── RECORDS ──
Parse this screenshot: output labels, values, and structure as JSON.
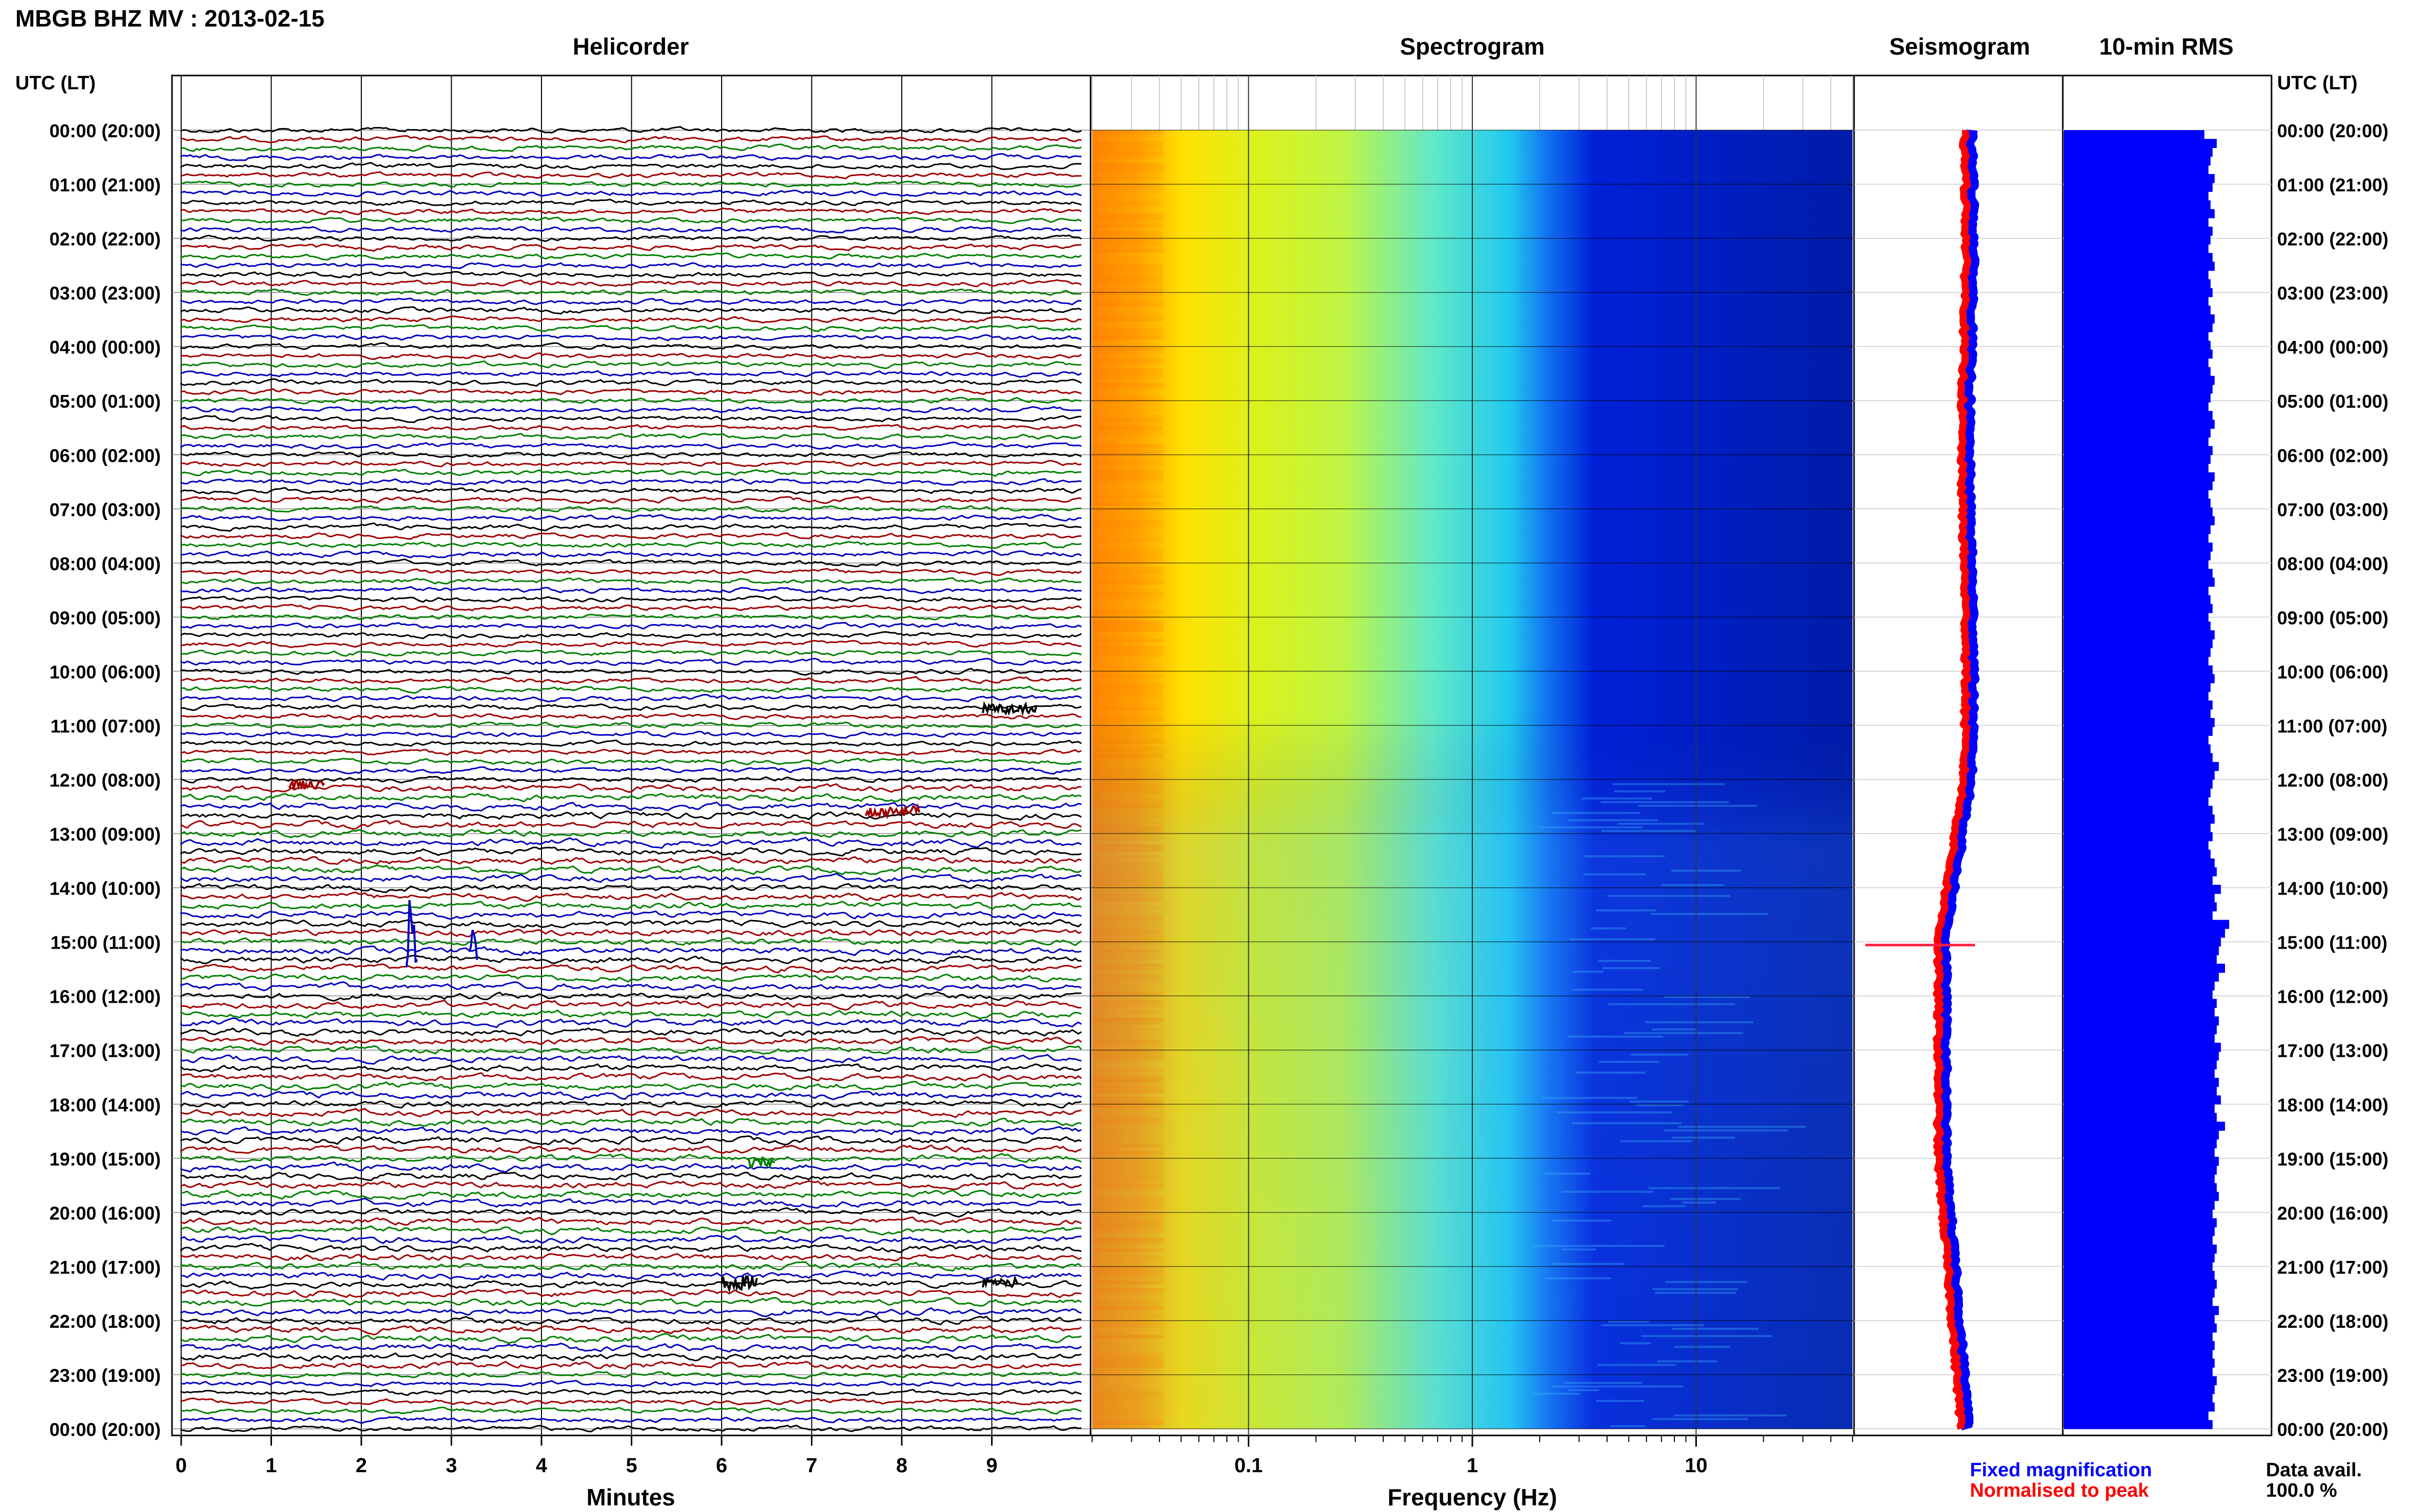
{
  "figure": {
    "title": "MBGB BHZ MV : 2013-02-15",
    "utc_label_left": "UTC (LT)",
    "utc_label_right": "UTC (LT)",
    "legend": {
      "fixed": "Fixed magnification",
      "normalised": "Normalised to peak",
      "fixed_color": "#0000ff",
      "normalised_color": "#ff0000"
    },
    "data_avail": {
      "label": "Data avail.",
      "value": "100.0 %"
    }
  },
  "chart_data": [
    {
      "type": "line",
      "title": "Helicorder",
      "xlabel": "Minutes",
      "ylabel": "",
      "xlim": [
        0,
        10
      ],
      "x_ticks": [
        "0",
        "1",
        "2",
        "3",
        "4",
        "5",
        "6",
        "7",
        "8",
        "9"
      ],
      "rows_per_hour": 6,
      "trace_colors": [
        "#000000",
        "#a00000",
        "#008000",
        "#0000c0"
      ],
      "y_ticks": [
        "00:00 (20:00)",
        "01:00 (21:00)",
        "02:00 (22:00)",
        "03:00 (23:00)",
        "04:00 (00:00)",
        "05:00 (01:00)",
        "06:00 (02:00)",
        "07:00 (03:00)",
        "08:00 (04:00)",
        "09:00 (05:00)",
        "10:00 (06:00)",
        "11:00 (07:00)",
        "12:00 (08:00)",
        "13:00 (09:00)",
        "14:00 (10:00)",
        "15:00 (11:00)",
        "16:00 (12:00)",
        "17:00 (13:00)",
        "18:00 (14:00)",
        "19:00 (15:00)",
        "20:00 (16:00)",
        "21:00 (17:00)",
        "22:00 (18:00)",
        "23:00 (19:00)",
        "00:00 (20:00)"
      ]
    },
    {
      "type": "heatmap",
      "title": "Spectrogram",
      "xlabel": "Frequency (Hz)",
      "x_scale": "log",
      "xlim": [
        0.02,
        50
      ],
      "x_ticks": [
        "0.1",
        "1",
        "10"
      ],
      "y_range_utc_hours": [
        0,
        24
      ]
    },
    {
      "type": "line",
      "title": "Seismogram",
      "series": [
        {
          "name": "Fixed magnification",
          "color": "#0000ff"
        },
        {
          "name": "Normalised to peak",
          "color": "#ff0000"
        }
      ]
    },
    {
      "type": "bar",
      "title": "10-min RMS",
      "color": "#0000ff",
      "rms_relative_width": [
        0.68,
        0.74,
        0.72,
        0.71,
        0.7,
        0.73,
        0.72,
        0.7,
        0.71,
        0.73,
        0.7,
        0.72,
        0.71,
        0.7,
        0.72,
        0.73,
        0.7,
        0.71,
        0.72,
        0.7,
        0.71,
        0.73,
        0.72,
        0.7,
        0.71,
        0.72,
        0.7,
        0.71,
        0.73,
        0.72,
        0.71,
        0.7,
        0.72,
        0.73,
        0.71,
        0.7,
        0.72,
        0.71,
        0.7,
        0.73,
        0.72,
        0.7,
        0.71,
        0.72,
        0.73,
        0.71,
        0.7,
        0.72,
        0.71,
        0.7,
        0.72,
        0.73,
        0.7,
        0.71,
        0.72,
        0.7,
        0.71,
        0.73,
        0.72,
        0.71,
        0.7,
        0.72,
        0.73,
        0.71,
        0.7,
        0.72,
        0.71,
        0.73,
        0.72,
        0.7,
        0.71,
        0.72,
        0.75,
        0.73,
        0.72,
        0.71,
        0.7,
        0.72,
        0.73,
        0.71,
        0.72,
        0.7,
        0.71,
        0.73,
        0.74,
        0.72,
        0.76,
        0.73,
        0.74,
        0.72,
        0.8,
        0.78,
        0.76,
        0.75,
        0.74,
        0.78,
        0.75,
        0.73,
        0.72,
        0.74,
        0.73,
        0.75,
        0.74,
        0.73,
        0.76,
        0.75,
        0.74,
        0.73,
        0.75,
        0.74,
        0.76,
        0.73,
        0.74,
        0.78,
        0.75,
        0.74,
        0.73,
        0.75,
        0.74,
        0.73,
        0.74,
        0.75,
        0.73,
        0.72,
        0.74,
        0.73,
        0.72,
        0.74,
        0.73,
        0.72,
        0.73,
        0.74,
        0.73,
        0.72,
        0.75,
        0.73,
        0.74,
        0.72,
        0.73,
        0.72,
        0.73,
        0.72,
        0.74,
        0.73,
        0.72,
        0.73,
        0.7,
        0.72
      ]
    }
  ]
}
───
◆ OBJECTIVE
The material above must be printed exactly, with its pictures left out.

◆ RESPONSE TO THE TASK
Parse this screenshot: output labels, values, and structure as JSON.
{
  "figure": {
    "title": "MBGB BHZ MV : 2013-02-15",
    "utc_label_left": "UTC (LT)",
    "utc_label_right": "UTC (LT)",
    "legend": {
      "fixed": "Fixed magnification",
      "normalised": "Normalised to peak",
      "fixed_color": "#0000ff",
      "normalised_color": "#ff0000"
    },
    "data_avail": {
      "label": "Data avail.",
      "value": "100.0 %"
    }
  },
  "chart_data": [
    {
      "type": "line",
      "title": "Helicorder",
      "xlabel": "Minutes",
      "ylabel": "",
      "xlim": [
        0,
        10
      ],
      "x_ticks": [
        "0",
        "1",
        "2",
        "3",
        "4",
        "5",
        "6",
        "7",
        "8",
        "9"
      ],
      "rows_per_hour": 6,
      "trace_colors": [
        "#000000",
        "#a00000",
        "#008000",
        "#0000c0"
      ],
      "y_ticks": [
        "00:00 (20:00)",
        "01:00 (21:00)",
        "02:00 (22:00)",
        "03:00 (23:00)",
        "04:00 (00:00)",
        "05:00 (01:00)",
        "06:00 (02:00)",
        "07:00 (03:00)",
        "08:00 (04:00)",
        "09:00 (05:00)",
        "10:00 (06:00)",
        "11:00 (07:00)",
        "12:00 (08:00)",
        "13:00 (09:00)",
        "14:00 (10:00)",
        "15:00 (11:00)",
        "16:00 (12:00)",
        "17:00 (13:00)",
        "18:00 (14:00)",
        "19:00 (15:00)",
        "20:00 (16:00)",
        "21:00 (17:00)",
        "22:00 (18:00)",
        "23:00 (19:00)",
        "00:00 (20:00)"
      ]
    },
    {
      "type": "heatmap",
      "title": "Spectrogram",
      "xlabel": "Frequency (Hz)",
      "x_scale": "log",
      "xlim": [
        0.02,
        50
      ],
      "x_ticks": [
        "0.1",
        "1",
        "10"
      ],
      "y_range_utc_hours": [
        0,
        24
      ]
    },
    {
      "type": "line",
      "title": "Seismogram",
      "series": [
        {
          "name": "Fixed magnification",
          "color": "#0000ff"
        },
        {
          "name": "Normalised to peak",
          "color": "#ff0000"
        }
      ]
    },
    {
      "type": "bar",
      "title": "10-min RMS",
      "color": "#0000ff",
      "rms_relative_width": [
        0.68,
        0.74,
        0.72,
        0.71,
        0.7,
        0.73,
        0.72,
        0.7,
        0.71,
        0.73,
        0.7,
        0.72,
        0.71,
        0.7,
        0.72,
        0.73,
        0.7,
        0.71,
        0.72,
        0.7,
        0.71,
        0.73,
        0.72,
        0.7,
        0.71,
        0.72,
        0.7,
        0.71,
        0.73,
        0.72,
        0.71,
        0.7,
        0.72,
        0.73,
        0.71,
        0.7,
        0.72,
        0.71,
        0.7,
        0.73,
        0.72,
        0.7,
        0.71,
        0.72,
        0.73,
        0.71,
        0.7,
        0.72,
        0.71,
        0.7,
        0.72,
        0.73,
        0.7,
        0.71,
        0.72,
        0.7,
        0.71,
        0.73,
        0.72,
        0.71,
        0.7,
        0.72,
        0.73,
        0.71,
        0.7,
        0.72,
        0.71,
        0.73,
        0.72,
        0.7,
        0.71,
        0.72,
        0.75,
        0.73,
        0.72,
        0.71,
        0.7,
        0.72,
        0.73,
        0.71,
        0.72,
        0.7,
        0.71,
        0.73,
        0.74,
        0.72,
        0.76,
        0.73,
        0.74,
        0.72,
        0.8,
        0.78,
        0.76,
        0.75,
        0.74,
        0.78,
        0.75,
        0.73,
        0.72,
        0.74,
        0.73,
        0.75,
        0.74,
        0.73,
        0.76,
        0.75,
        0.74,
        0.73,
        0.75,
        0.74,
        0.76,
        0.73,
        0.74,
        0.78,
        0.75,
        0.74,
        0.73,
        0.75,
        0.74,
        0.73,
        0.74,
        0.75,
        0.73,
        0.72,
        0.74,
        0.73,
        0.72,
        0.74,
        0.73,
        0.72,
        0.73,
        0.74,
        0.73,
        0.72,
        0.75,
        0.73,
        0.74,
        0.72,
        0.73,
        0.72,
        0.73,
        0.72,
        0.74,
        0.73,
        0.72,
        0.73,
        0.7,
        0.72
      ]
    }
  ]
}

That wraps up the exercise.